# WHAT THE TASK REQUIRES:
Copy each line of the entries that contains the word "Penal".

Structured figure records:
--

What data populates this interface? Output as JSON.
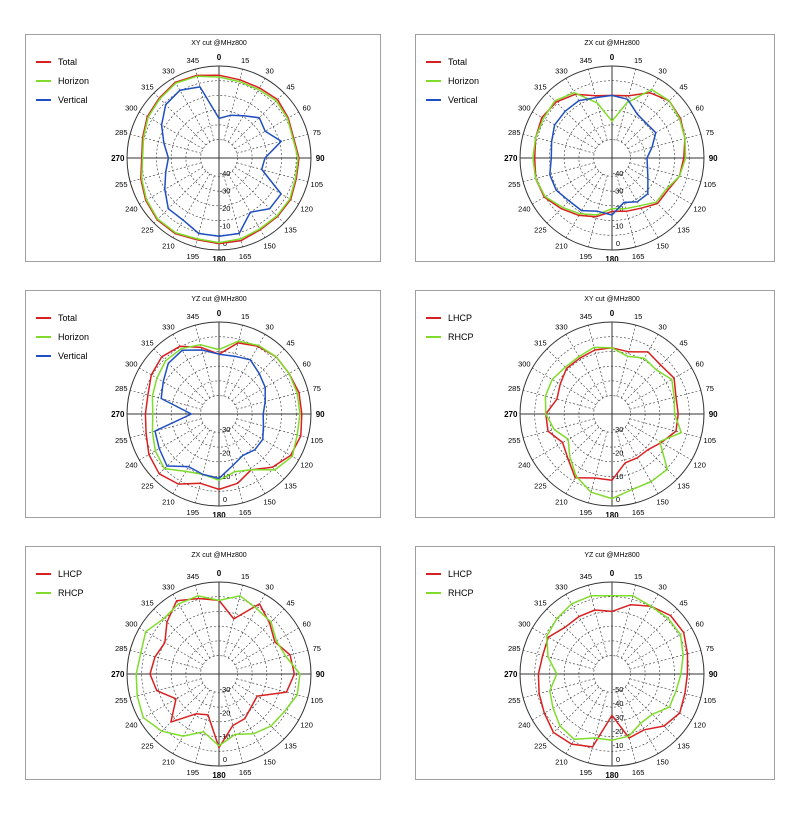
{
  "angle_labels": [
    "0",
    "15",
    "30",
    "45",
    "60",
    "75",
    "90",
    "105",
    "120",
    "135",
    "150",
    "165",
    "180",
    "195",
    "210",
    "225",
    "240",
    "255",
    "270",
    "285",
    "300",
    "315",
    "330",
    "345"
  ],
  "colors": {
    "Total": "#d92020",
    "Horizon": "#7fdc2a",
    "Vertical": "#1f4fc0",
    "LHCP": "#d92020",
    "RHCP": "#7fdc2a"
  },
  "chart_data": [
    {
      "type": "polar",
      "title": "XY cut @MHz800",
      "grid": true,
      "legend": "top-left",
      "r_ticks": [
        "-40",
        "-30",
        "-20",
        "-10",
        "0"
      ],
      "theta_deg": [
        0,
        15,
        30,
        45,
        60,
        75,
        90,
        105,
        120,
        135,
        150,
        165,
        180,
        195,
        210,
        225,
        240,
        255,
        270,
        285,
        300,
        315,
        330,
        345
      ],
      "series": [
        {
          "name": "Total",
          "values": [
            0.9,
            0.88,
            0.88,
            0.9,
            0.87,
            0.84,
            0.87,
            0.87,
            0.9,
            0.9,
            0.9,
            0.93,
            0.93,
            0.92,
            0.95,
            0.95,
            0.92,
            0.88,
            0.84,
            0.86,
            0.9,
            0.92,
            0.95,
            0.93
          ]
        },
        {
          "name": "Horizon",
          "values": [
            0.88,
            0.86,
            0.86,
            0.88,
            0.86,
            0.83,
            0.86,
            0.86,
            0.89,
            0.89,
            0.89,
            0.91,
            0.92,
            0.91,
            0.94,
            0.94,
            0.91,
            0.87,
            0.83,
            0.85,
            0.89,
            0.91,
            0.94,
            0.92
          ]
        },
        {
          "name": "Vertical",
          "values": [
            0.43,
            0.48,
            0.53,
            0.62,
            0.58,
            0.7,
            0.5,
            0.48,
            0.78,
            0.78,
            0.68,
            0.85,
            0.85,
            0.85,
            0.78,
            0.78,
            0.68,
            0.6,
            0.55,
            0.62,
            0.72,
            0.82,
            0.85,
            0.8
          ]
        }
      ]
    },
    {
      "type": "polar",
      "title": "ZX cut @MHz800",
      "grid": true,
      "legend": "top-left",
      "r_ticks": [
        "-40",
        "-30",
        "-20",
        "-10",
        "0"
      ],
      "theta_deg": [
        0,
        15,
        30,
        45,
        60,
        75,
        90,
        105,
        120,
        135,
        150,
        165,
        180,
        195,
        210,
        225,
        240,
        255,
        270,
        285,
        300,
        315,
        330,
        345
      ],
      "series": [
        {
          "name": "Total",
          "values": [
            0.68,
            0.7,
            0.82,
            0.88,
            0.86,
            0.82,
            0.78,
            0.76,
            0.7,
            0.7,
            0.63,
            0.6,
            0.58,
            0.66,
            0.72,
            0.78,
            0.85,
            0.86,
            0.84,
            0.86,
            0.88,
            0.86,
            0.8,
            0.7
          ]
        },
        {
          "name": "Horizon",
          "values": [
            0.4,
            0.62,
            0.86,
            0.88,
            0.85,
            0.82,
            0.8,
            0.76,
            0.68,
            0.68,
            0.6,
            0.57,
            0.55,
            0.64,
            0.7,
            0.76,
            0.84,
            0.86,
            0.86,
            0.86,
            0.86,
            0.88,
            0.82,
            0.62
          ]
        },
        {
          "name": "Vertical",
          "values": [
            0.68,
            0.66,
            0.55,
            0.53,
            0.55,
            0.45,
            0.38,
            0.4,
            0.45,
            0.55,
            0.55,
            0.5,
            0.62,
            0.6,
            0.66,
            0.66,
            0.7,
            0.7,
            0.66,
            0.68,
            0.72,
            0.72,
            0.72,
            0.68
          ]
        }
      ]
    },
    {
      "type": "polar",
      "title": "YZ cut @MHz800",
      "grid": true,
      "legend": "top-left",
      "r_ticks": [
        "-30",
        "-20",
        "-10",
        "0"
      ],
      "theta_deg": [
        0,
        15,
        30,
        45,
        60,
        75,
        90,
        105,
        120,
        135,
        150,
        165,
        180,
        195,
        210,
        225,
        240,
        255,
        270,
        285,
        300,
        315,
        330,
        345
      ],
      "series": [
        {
          "name": "Total",
          "values": [
            0.65,
            0.8,
            0.85,
            0.88,
            0.88,
            0.9,
            0.9,
            0.92,
            0.9,
            0.82,
            0.7,
            0.78,
            0.82,
            0.78,
            0.88,
            0.92,
            0.88,
            0.82,
            0.8,
            0.8,
            0.85,
            0.88,
            0.85,
            0.75
          ]
        },
        {
          "name": "Horizon",
          "values": [
            0.7,
            0.82,
            0.86,
            0.88,
            0.88,
            0.88,
            0.88,
            0.88,
            0.92,
            0.86,
            0.7,
            0.65,
            0.72,
            0.68,
            0.72,
            0.84,
            0.8,
            0.75,
            0.72,
            0.75,
            0.78,
            0.82,
            0.82,
            0.78
          ]
        },
        {
          "name": "Vertical",
          "values": [
            0.65,
            0.65,
            0.68,
            0.62,
            0.58,
            0.52,
            0.48,
            0.5,
            0.55,
            0.55,
            0.52,
            0.58,
            0.7,
            0.68,
            0.66,
            0.8,
            0.75,
            0.72,
            0.3,
            0.65,
            0.7,
            0.78,
            0.8,
            0.72
          ]
        }
      ]
    },
    {
      "type": "polar",
      "title": "XY cut @MHz800",
      "grid": true,
      "legend": "top-left",
      "r_ticks": [
        "-30",
        "-20",
        "-10",
        "0"
      ],
      "theta_deg": [
        0,
        15,
        30,
        45,
        60,
        75,
        90,
        105,
        120,
        135,
        150,
        165,
        180,
        195,
        210,
        225,
        240,
        255,
        270,
        285,
        300,
        315,
        330,
        345
      ],
      "series": [
        {
          "name": "LHCP",
          "values": [
            0.72,
            0.7,
            0.78,
            0.75,
            0.78,
            0.72,
            0.72,
            0.72,
            0.62,
            0.55,
            0.55,
            0.55,
            0.72,
            0.72,
            0.8,
            0.68,
            0.62,
            0.72,
            0.72,
            0.62,
            0.65,
            0.7,
            0.7,
            0.72
          ]
        },
        {
          "name": "RHCP",
          "values": [
            0.72,
            0.65,
            0.7,
            0.68,
            0.75,
            0.7,
            0.68,
            0.78,
            0.6,
            0.85,
            0.85,
            0.85,
            0.92,
            0.88,
            0.78,
            0.65,
            0.55,
            0.65,
            0.72,
            0.75,
            0.75,
            0.72,
            0.72,
            0.75
          ]
        }
      ]
    },
    {
      "type": "polar",
      "title": "ZX cut @MHz800",
      "grid": true,
      "legend": "top-left",
      "r_ticks": [
        "-30",
        "-20",
        "-10",
        "0"
      ],
      "theta_deg": [
        0,
        15,
        30,
        45,
        60,
        75,
        90,
        105,
        120,
        135,
        150,
        165,
        180,
        195,
        210,
        225,
        240,
        255,
        270,
        285,
        300,
        315,
        330,
        345
      ],
      "series": [
        {
          "name": "LHCP",
          "values": [
            0.8,
            0.62,
            0.88,
            0.78,
            0.7,
            0.8,
            0.82,
            0.76,
            0.48,
            0.5,
            0.56,
            0.58,
            0.8,
            0.46,
            0.5,
            0.74,
            0.54,
            0.7,
            0.75,
            0.72,
            0.68,
            0.8,
            0.92,
            0.85
          ]
        },
        {
          "name": "RHCP",
          "values": [
            0.8,
            0.88,
            0.82,
            0.8,
            0.72,
            0.75,
            0.88,
            0.88,
            0.82,
            0.8,
            0.75,
            0.68,
            0.78,
            0.65,
            0.78,
            0.88,
            0.95,
            0.92,
            0.9,
            0.88,
            0.92,
            0.85,
            0.88,
            0.88
          ]
        }
      ]
    },
    {
      "type": "polar",
      "title": "YZ cut @MHz800",
      "grid": true,
      "legend": "top-left",
      "r_ticks": [
        "-50",
        "-40",
        "-30",
        "-20",
        "-10",
        "0"
      ],
      "theta_deg": [
        0,
        15,
        30,
        45,
        60,
        75,
        90,
        105,
        120,
        135,
        150,
        165,
        180,
        195,
        210,
        225,
        240,
        255,
        270,
        285,
        300,
        315,
        330,
        345
      ],
      "series": [
        {
          "name": "LHCP",
          "values": [
            0.68,
            0.78,
            0.85,
            0.9,
            0.9,
            0.85,
            0.82,
            0.82,
            0.85,
            0.8,
            0.7,
            0.72,
            0.45,
            0.82,
            0.88,
            0.9,
            0.85,
            0.82,
            0.8,
            0.78,
            0.8,
            0.72,
            0.72,
            0.72
          ]
        },
        {
          "name": "RHCP",
          "values": [
            0.85,
            0.88,
            0.85,
            0.86,
            0.86,
            0.8,
            0.75,
            0.72,
            0.72,
            0.62,
            0.62,
            0.7,
            0.72,
            0.72,
            0.82,
            0.8,
            0.74,
            0.7,
            0.6,
            0.72,
            0.82,
            0.85,
            0.88,
            0.88
          ]
        }
      ]
    }
  ]
}
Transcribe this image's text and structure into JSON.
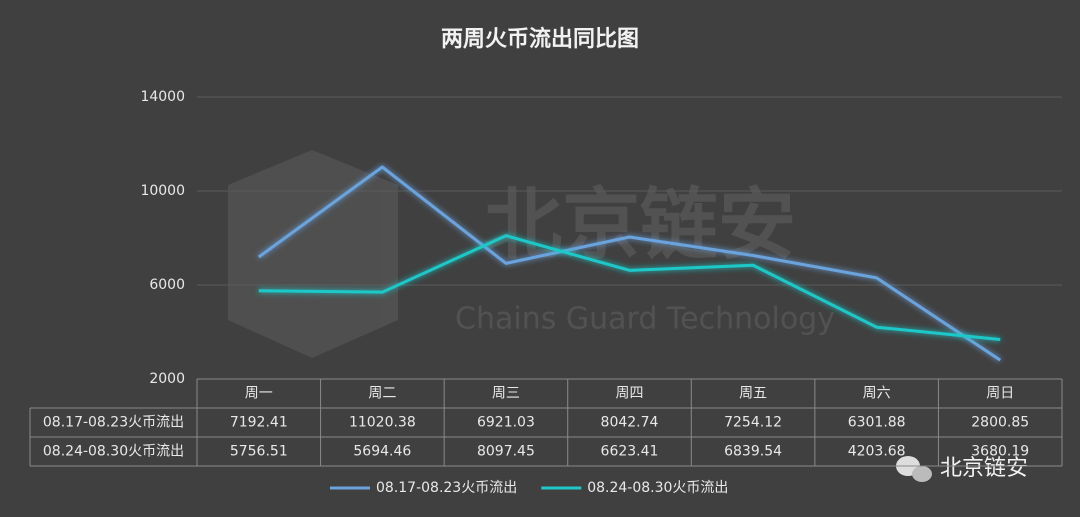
{
  "chart_data": {
    "type": "line",
    "title": "两周火币流出同比图",
    "categories": [
      "周一",
      "周二",
      "周三",
      "周四",
      "周五",
      "周六",
      "周日"
    ],
    "series": [
      {
        "name": "08.17-08.23火币流出",
        "color": "#6aa3dd",
        "values": [
          7192.41,
          11020.38,
          6921.03,
          8042.74,
          7254.12,
          6301.88,
          2800.85
        ]
      },
      {
        "name": "08.24-08.30火币流出",
        "color": "#1ec8c8",
        "values": [
          5756.51,
          5694.46,
          8097.45,
          6623.41,
          6839.54,
          4203.68,
          3680.19
        ]
      }
    ],
    "ylim": [
      2000,
      14000
    ],
    "yticks": [
      2000,
      6000,
      10000,
      14000
    ],
    "grid": true,
    "data_table": true,
    "annotations": {
      "watermark": "北京链安",
      "watermark_subtitle": "Chains Guard Technology",
      "logo": "北京链安"
    }
  }
}
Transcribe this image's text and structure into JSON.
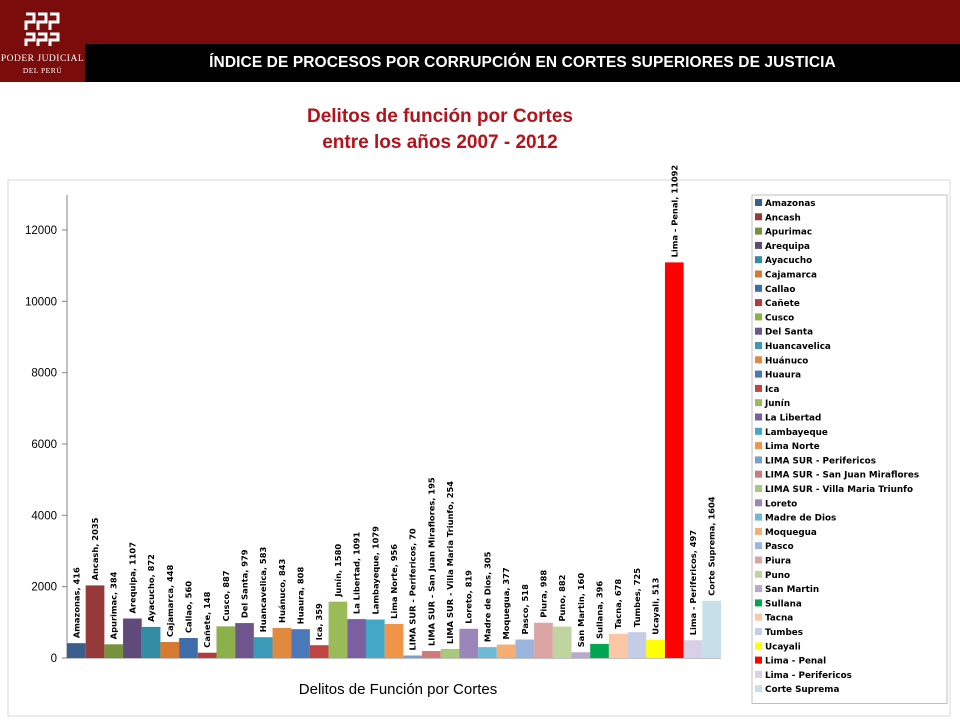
{
  "header": {
    "title": "ÍNDICE DE PROCESOS POR CORRUPCIÓN  EN CORTES SUPERIORES DE JUSTICIA",
    "logo_line1": "PODER JUDICIAL",
    "logo_line2": "DEL PERÚ"
  },
  "colors": {
    "topbar": "#7a0c0c",
    "titlebar": "#000000",
    "title_text": "#b5121b"
  },
  "chart_data": {
    "type": "bar",
    "title_line1": "Delitos de función por Cortes",
    "title_line2": "entre los años 2007 - 2012",
    "xlabel": "Delitos de Función por Cortes",
    "ylabel": "",
    "ylim": [
      0,
      13000
    ],
    "yticks": [
      0,
      2000,
      4000,
      6000,
      8000,
      10000,
      12000
    ],
    "grid": false,
    "legend_position": "right",
    "series": [
      {
        "name": "Amazonas",
        "value": 416,
        "label": "Amazonas, 416",
        "color": "#3a5f8f"
      },
      {
        "name": "Ancash",
        "value": 2035,
        "label": "Ancash, 2035",
        "color": "#963a39"
      },
      {
        "name": "Apurimac",
        "value": 384,
        "label": "Apurimac, 384",
        "color": "#76933c"
      },
      {
        "name": "Arequipa",
        "value": 1107,
        "label": "Arequipa, 1107",
        "color": "#5f4a7b"
      },
      {
        "name": "Ayacucho",
        "value": 872,
        "label": "Ayacucho, 872",
        "color": "#318ca4"
      },
      {
        "name": "Cajamarca",
        "value": 448,
        "label": "Cajamarca, 448",
        "color": "#d77a31"
      },
      {
        "name": "Callao",
        "value": 560,
        "label": "Callao, 560",
        "color": "#3f6da9"
      },
      {
        "name": "Cañete",
        "value": 148,
        "label": "Cañete, 148",
        "color": "#b23b3b"
      },
      {
        "name": "Cusco",
        "value": 887,
        "label": "Cusco, 887",
        "color": "#8cb04a"
      },
      {
        "name": "Del Santa",
        "value": 979,
        "label": "Del Santa, 979",
        "color": "#6e558e"
      },
      {
        "name": "Huancavelica",
        "value": 583,
        "label": "Huancavelica, 583",
        "color": "#3a9ab8"
      },
      {
        "name": "Huánuco",
        "value": 843,
        "label": "Huánuco, 843",
        "color": "#e0893f"
      },
      {
        "name": "Huaura",
        "value": 808,
        "label": "Huaura, 808",
        "color": "#4a78b8"
      },
      {
        "name": "Ica",
        "value": 359,
        "label": "Ica, 359",
        "color": "#c04440"
      },
      {
        "name": "Junín",
        "value": 1580,
        "label": "Junín, 1580",
        "color": "#9bbb59"
      },
      {
        "name": "La Libertad",
        "value": 1091,
        "label": "La Libertad, 1091",
        "color": "#7c5fa0"
      },
      {
        "name": "Lambayeque",
        "value": 1079,
        "label": "Lambayeque, 1079",
        "color": "#43a8c8"
      },
      {
        "name": "Lima Norte",
        "value": 956,
        "label": "Lima Norte, 956",
        "color": "#f09448"
      },
      {
        "name": "LIMA SUR - Perifericos",
        "value": 70,
        "label": "LIMA SUR - Perifericos, 70",
        "color": "#7b9ed1"
      },
      {
        "name": "LIMA SUR - San Juan Miraflores",
        "value": 195,
        "label": "LIMA SUR - San Juan Miraflores, 195",
        "color": "#cf7a78"
      },
      {
        "name": "LIMA SUR - Villa Maria Triunfo",
        "value": 254,
        "label": "LIMA SUR - Villa Maria Triunfo, 254",
        "color": "#a9c97a"
      },
      {
        "name": "Loreto",
        "value": 819,
        "label": "Loreto, 819",
        "color": "#9a86b8"
      },
      {
        "name": "Madre de Dios",
        "value": 305,
        "label": "Madre de Dios, 305",
        "color": "#6cbad6"
      },
      {
        "name": "Moquegua",
        "value": 377,
        "label": "Moquegua, 377",
        "color": "#f4ae74"
      },
      {
        "name": "Pasco",
        "value": 518,
        "label": "Pasco, 518",
        "color": "#9cb5dc"
      },
      {
        "name": "Piura",
        "value": 988,
        "label": "Piura, 988",
        "color": "#dba3a2"
      },
      {
        "name": "Puno",
        "value": 882,
        "label": "Puno, 882",
        "color": "#bfd5a0"
      },
      {
        "name": "San Martin",
        "value": 160,
        "label": "San Martin, 160",
        "color": "#b7a8cc"
      },
      {
        "name": "Sullana",
        "value": 396,
        "label": "Sullana, 396",
        "color": "#00a651"
      },
      {
        "name": "Tacna",
        "value": 678,
        "label": "Tacna, 678",
        "color": "#fbc6a4"
      },
      {
        "name": "Tumbes",
        "value": 725,
        "label": "Tumbes, 725",
        "color": "#c5cde6"
      },
      {
        "name": "Ucayali",
        "value": 513,
        "label": "Ucayali, 513",
        "color": "#ffff00"
      },
      {
        "name": "Lima - Penal",
        "value": 11092,
        "label": "Lima - Penal, 11092",
        "color": "#ff0000"
      },
      {
        "name": "Lima - Perifericos",
        "value": 497,
        "label": "Lima - Perifericos, 497",
        "color": "#d8d0e8"
      },
      {
        "name": "Corte Suprema",
        "value": 1604,
        "label": "Corte Suprema, 1604",
        "color": "#c6dfe8"
      }
    ]
  }
}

--

# RESPONSE FOR THIS EXERCISE:
        "name": "Lima - Penal",
        "label": "Lima - Penal, 11092",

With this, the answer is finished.